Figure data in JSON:
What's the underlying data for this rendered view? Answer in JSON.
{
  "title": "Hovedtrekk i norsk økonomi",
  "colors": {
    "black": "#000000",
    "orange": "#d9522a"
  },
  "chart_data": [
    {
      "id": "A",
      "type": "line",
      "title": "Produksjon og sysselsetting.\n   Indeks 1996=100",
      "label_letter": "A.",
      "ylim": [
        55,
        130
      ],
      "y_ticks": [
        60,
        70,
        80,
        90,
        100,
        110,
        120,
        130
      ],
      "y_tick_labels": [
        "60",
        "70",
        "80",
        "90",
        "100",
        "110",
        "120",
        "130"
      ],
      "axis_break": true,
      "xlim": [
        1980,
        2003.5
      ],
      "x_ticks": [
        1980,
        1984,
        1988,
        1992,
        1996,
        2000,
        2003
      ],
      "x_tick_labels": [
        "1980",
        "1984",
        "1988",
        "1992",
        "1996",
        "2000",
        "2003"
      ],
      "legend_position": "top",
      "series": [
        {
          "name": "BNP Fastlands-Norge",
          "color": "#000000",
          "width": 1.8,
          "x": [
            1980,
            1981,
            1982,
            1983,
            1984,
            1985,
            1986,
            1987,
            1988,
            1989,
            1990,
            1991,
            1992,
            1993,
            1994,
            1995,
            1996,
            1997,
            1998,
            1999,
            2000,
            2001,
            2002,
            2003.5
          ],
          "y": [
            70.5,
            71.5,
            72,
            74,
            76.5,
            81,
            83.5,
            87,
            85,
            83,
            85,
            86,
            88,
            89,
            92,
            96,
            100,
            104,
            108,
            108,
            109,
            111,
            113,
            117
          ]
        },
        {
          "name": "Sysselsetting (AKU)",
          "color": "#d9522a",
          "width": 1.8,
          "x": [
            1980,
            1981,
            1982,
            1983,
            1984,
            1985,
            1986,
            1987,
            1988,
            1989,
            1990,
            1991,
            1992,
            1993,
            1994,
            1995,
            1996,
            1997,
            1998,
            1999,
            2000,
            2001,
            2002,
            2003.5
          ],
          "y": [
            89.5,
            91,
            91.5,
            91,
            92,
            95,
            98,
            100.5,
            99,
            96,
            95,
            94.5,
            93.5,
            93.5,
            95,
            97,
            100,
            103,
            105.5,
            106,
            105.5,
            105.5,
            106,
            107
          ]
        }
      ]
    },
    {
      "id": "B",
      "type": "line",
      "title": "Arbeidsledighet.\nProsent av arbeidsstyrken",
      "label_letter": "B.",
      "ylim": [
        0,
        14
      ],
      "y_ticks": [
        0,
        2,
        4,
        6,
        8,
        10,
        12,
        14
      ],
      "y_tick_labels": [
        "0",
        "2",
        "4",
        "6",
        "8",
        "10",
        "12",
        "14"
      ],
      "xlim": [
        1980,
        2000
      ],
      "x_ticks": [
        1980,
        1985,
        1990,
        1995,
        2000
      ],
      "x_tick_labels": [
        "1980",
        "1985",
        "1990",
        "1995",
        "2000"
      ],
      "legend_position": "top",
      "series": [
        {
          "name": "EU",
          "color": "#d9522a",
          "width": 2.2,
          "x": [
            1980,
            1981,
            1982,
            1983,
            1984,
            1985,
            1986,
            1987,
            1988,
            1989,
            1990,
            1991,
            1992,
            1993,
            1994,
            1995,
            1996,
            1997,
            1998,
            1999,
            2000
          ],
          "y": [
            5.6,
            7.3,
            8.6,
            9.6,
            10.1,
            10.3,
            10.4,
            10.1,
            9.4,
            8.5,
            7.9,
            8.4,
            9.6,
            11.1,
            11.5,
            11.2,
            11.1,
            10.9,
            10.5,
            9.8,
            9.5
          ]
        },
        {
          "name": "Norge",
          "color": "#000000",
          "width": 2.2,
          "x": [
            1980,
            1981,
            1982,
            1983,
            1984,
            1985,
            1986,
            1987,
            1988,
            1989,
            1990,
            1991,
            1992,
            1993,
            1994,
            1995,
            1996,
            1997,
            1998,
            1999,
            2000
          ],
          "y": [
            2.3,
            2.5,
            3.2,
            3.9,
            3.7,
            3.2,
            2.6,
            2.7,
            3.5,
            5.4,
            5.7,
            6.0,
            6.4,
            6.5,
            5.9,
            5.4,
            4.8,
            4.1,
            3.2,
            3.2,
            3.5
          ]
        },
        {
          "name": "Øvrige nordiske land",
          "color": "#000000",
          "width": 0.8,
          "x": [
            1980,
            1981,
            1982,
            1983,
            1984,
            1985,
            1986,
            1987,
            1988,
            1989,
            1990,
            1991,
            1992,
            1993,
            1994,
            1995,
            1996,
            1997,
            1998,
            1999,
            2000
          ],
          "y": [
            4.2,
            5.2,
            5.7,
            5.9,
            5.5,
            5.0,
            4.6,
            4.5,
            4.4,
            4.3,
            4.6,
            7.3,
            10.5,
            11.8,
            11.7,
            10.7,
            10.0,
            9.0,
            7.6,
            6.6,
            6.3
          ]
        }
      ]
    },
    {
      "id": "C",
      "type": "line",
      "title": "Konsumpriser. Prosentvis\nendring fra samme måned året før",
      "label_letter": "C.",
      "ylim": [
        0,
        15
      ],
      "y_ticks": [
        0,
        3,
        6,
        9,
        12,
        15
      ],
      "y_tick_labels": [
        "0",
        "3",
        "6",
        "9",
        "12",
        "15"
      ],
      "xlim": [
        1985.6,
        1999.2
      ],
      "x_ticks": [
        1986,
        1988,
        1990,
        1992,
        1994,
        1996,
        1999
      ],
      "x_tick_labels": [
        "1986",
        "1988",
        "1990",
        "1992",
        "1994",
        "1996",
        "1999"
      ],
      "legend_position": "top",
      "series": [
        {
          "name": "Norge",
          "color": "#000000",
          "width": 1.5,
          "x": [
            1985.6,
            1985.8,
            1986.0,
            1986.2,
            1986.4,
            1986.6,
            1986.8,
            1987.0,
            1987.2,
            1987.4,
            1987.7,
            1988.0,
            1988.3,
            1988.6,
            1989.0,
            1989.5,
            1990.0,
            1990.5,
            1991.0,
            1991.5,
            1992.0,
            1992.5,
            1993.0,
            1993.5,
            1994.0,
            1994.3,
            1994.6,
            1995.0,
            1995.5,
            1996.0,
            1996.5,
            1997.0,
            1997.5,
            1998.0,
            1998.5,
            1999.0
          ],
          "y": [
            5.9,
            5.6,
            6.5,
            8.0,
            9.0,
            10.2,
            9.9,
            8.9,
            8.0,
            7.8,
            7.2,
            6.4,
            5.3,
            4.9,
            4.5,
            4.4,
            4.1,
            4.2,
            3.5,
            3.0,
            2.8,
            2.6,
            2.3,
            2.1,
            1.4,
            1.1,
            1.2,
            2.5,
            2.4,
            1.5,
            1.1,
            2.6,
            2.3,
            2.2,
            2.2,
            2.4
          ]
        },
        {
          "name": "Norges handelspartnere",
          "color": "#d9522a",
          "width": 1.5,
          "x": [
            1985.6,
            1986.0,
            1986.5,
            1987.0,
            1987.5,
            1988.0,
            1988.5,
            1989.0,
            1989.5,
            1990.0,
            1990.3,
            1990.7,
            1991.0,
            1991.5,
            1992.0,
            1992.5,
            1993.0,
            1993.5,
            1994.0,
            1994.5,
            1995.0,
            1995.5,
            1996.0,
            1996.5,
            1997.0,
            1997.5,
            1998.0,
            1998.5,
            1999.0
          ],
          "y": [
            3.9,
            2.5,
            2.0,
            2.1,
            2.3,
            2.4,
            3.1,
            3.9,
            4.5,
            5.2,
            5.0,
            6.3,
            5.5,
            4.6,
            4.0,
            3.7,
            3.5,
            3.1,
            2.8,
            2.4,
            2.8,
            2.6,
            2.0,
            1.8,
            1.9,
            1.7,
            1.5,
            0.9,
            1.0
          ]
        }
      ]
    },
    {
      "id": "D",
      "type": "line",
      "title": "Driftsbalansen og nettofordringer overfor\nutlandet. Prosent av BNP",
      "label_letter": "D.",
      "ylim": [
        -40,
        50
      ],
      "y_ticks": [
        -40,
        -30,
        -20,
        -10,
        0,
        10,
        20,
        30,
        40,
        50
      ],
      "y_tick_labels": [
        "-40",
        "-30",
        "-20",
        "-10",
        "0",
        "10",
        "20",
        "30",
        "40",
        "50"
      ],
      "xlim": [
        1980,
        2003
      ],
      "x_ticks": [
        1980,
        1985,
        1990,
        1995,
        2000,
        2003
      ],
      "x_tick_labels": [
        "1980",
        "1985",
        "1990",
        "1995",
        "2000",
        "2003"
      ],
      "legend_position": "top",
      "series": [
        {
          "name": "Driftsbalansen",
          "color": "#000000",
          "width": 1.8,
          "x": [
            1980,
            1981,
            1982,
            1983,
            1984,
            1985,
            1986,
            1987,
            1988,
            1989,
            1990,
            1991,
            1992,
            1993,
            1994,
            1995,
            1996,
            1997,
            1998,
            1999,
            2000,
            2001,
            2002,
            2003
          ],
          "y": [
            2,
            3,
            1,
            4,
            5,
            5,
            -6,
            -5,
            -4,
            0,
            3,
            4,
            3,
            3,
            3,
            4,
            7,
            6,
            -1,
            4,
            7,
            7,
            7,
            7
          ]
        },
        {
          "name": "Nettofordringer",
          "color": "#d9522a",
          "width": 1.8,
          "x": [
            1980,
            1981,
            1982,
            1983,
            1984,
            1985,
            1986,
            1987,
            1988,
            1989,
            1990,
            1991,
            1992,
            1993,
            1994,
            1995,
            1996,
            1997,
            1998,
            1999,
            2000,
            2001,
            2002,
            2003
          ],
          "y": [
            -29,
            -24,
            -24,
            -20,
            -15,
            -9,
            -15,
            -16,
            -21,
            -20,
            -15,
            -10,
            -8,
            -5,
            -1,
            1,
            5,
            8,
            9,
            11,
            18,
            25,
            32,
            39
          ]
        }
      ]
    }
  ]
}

■ Task statement
Count the lines in the entries above that include the string "Driftsbalansen", then give only that figure.

■ Full response
2